• EXERCISE REQUIREMENTS: Pick out every line of the entries below where "Alex" occurs, and copy those lines.

*-*-*

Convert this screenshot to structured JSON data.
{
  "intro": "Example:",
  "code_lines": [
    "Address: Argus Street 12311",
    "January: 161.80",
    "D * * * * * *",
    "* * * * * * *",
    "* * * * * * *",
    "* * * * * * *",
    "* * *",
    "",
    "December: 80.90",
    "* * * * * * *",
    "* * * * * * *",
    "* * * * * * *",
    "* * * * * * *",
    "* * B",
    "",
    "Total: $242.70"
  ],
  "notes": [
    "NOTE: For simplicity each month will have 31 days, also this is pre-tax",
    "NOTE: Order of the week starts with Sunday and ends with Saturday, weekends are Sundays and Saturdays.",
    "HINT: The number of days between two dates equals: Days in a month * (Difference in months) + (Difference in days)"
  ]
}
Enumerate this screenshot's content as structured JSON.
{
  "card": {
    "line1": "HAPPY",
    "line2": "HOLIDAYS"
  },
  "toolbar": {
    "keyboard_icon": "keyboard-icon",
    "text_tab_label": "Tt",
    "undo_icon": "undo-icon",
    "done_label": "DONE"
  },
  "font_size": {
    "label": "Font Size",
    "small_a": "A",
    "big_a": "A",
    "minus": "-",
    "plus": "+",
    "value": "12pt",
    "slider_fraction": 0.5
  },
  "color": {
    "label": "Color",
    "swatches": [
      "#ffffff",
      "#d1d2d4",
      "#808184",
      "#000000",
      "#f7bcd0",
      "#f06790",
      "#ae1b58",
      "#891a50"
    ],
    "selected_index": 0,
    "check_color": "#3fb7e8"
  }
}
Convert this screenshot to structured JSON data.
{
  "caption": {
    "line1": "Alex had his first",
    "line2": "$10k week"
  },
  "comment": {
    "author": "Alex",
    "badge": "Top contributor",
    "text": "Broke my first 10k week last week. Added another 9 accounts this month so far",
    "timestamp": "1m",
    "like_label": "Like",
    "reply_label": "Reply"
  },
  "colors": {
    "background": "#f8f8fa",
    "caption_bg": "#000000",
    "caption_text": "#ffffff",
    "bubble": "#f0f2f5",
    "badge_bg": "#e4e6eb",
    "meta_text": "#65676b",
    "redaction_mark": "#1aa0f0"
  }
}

*-*-*

• TASK OUTPUT:
    "line1": "Alex had his first",
    "author": "Alex",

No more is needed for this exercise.